TASK STATEMENT -> Can you output the passage about Sapia between "Sapia appears as" and "with iron wire.", inclusive?

DOCUMENT EXCERPT ->
Sapia appears as a character in Canto 13 of Purgatorio, the second canticle of Dante's Divine Comedy. Aside from Pia de' Tolomei, Sapia is the only woman among the pilgrims in Purgatorio to be given a speaking role. She is located on the terrace of envy, where envious souls are punished by being dressed in rough sacks the color of rocks and having their eyes sewn shut with iron wire.

While Dante and Virgil walk through this terrace, Dante stops to ask about the condition of the souls there. Sapia responds by telling of her life, most notably her sinful expression of gratitude when her kinsfolk fell to the Florentines. During her speech, Sapia never mentions her nephew Provenzano by name, possibly hinting at her belief that Provenzano held a position better suited for her husband.

my heart filled with such boundless joy
that recklessly I turned my face to God,
crying: "Now I do not fear you any more,"
as the blackbird said after a glint of sunshine.
— Dante Alighieri

After telling her story, Sapia expresses her remorse at her elation seeing her townsfolk defeated by quoting an Italian folktale of a foolish blackbird that celebrates spring prematurely.

Finally, Sapia notes that though she has not been dead long, the prayers of "Pier the Comb-Seller" (typically identified with Pietro Pettinaio) have helped move through Ante-Purgatory and the terrace of pride rather quickly. She is able to discern that Dante is not yet among the dead souls, and so asks him to pray for her soul's quick advancement through Purgatory and for Dante to return to Tuscany and restore her honor among her still prideful kinsfolk.

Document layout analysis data
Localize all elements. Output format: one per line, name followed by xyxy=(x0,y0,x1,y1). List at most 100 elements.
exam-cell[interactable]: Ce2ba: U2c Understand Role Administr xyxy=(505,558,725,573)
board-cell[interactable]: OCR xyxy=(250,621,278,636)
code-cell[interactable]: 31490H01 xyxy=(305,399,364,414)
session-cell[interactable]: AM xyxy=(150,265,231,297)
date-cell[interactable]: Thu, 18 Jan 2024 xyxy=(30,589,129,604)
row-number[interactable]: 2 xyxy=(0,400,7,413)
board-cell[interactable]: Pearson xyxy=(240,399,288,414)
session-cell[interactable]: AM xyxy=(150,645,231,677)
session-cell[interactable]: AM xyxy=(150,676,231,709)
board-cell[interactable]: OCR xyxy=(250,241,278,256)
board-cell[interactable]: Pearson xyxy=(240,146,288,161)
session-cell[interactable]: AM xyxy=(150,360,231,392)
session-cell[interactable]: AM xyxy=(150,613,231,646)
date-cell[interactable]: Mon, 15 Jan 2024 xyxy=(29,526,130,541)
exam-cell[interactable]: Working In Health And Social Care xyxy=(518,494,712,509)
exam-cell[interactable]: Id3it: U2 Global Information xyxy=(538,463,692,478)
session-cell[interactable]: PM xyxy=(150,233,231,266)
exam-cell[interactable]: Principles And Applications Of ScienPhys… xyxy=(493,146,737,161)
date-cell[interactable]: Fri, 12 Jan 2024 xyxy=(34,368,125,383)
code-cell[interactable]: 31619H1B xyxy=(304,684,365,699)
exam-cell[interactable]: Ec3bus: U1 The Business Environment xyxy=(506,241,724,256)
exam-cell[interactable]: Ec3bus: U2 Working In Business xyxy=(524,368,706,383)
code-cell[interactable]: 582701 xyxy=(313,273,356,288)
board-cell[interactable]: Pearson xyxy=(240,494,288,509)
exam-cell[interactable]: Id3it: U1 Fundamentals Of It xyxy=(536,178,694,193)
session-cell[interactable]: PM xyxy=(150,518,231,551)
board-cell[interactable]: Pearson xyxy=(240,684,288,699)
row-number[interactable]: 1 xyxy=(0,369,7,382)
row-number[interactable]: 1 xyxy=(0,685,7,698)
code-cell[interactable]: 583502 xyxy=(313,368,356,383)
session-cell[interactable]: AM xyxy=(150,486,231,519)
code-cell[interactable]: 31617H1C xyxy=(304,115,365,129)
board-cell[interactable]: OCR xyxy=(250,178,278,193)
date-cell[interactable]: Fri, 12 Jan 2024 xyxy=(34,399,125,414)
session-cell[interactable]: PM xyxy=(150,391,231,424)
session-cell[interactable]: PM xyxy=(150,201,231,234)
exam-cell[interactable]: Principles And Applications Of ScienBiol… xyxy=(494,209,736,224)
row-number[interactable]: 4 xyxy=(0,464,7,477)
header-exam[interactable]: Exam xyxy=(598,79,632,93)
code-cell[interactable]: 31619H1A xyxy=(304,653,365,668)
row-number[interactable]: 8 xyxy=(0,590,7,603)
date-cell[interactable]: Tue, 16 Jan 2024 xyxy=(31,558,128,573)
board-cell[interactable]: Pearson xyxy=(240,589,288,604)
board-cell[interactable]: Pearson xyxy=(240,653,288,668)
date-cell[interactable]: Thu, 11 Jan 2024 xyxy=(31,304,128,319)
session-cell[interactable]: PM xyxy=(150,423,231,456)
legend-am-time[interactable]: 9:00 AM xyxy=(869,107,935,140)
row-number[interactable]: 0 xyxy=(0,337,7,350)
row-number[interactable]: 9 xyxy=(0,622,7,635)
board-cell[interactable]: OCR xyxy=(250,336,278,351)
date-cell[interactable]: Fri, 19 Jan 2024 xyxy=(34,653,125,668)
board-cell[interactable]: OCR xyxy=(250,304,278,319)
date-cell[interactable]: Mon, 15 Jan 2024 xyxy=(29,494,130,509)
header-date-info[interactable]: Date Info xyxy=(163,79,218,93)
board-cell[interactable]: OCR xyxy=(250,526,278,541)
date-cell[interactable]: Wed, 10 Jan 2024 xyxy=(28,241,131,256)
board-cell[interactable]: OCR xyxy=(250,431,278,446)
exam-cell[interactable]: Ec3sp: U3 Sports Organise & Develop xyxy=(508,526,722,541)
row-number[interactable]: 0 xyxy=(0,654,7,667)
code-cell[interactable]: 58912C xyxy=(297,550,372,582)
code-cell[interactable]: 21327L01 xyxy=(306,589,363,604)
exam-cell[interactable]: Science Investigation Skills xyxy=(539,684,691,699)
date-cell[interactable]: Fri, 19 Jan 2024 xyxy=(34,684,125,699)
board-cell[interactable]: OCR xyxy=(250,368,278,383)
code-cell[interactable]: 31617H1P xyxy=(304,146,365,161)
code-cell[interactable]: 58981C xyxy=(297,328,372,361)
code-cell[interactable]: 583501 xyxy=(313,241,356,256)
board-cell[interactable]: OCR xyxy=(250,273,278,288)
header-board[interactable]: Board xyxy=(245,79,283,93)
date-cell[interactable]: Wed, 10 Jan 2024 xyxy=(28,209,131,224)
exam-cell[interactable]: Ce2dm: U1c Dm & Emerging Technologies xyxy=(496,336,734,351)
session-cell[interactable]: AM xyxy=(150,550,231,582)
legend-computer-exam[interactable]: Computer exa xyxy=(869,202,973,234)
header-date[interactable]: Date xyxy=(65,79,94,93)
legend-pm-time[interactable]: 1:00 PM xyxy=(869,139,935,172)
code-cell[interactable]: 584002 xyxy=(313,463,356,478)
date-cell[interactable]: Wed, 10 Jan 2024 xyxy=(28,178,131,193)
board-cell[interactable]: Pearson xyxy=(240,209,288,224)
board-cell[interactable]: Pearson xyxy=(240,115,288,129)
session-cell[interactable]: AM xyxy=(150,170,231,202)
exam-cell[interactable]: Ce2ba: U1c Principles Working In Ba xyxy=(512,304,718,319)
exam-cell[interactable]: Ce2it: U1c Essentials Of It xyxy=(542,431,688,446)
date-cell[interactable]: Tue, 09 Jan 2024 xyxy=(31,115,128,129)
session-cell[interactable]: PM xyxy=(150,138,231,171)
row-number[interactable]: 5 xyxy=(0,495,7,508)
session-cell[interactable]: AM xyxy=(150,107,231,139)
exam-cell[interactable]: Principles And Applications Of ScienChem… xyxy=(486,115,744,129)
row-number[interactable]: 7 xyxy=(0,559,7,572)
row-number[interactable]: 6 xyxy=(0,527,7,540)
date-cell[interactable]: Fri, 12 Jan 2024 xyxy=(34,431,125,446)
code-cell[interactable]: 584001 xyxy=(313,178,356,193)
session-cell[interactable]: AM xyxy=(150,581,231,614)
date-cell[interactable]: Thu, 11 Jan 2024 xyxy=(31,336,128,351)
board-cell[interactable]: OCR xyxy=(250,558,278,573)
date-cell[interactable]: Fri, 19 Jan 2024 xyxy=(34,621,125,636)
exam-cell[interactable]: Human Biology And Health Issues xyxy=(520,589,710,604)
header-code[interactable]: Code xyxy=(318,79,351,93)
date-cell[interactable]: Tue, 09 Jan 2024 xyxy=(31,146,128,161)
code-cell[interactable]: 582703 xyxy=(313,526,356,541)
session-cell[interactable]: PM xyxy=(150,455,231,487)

YOUR SOLUTION ->
Sapia appears as a character in Canto 13 of Purgatorio, the second canticle of Dante's Divine Comedy. Aside from Pia de' Tolomei, Sapia is the only woman among the pilgrims in Purgatorio to be given a speaking role. She is located on the terrace of envy, where envious souls are punished by being dressed in rough sacks the color of rocks and having their eyes sewn shut with iron wire.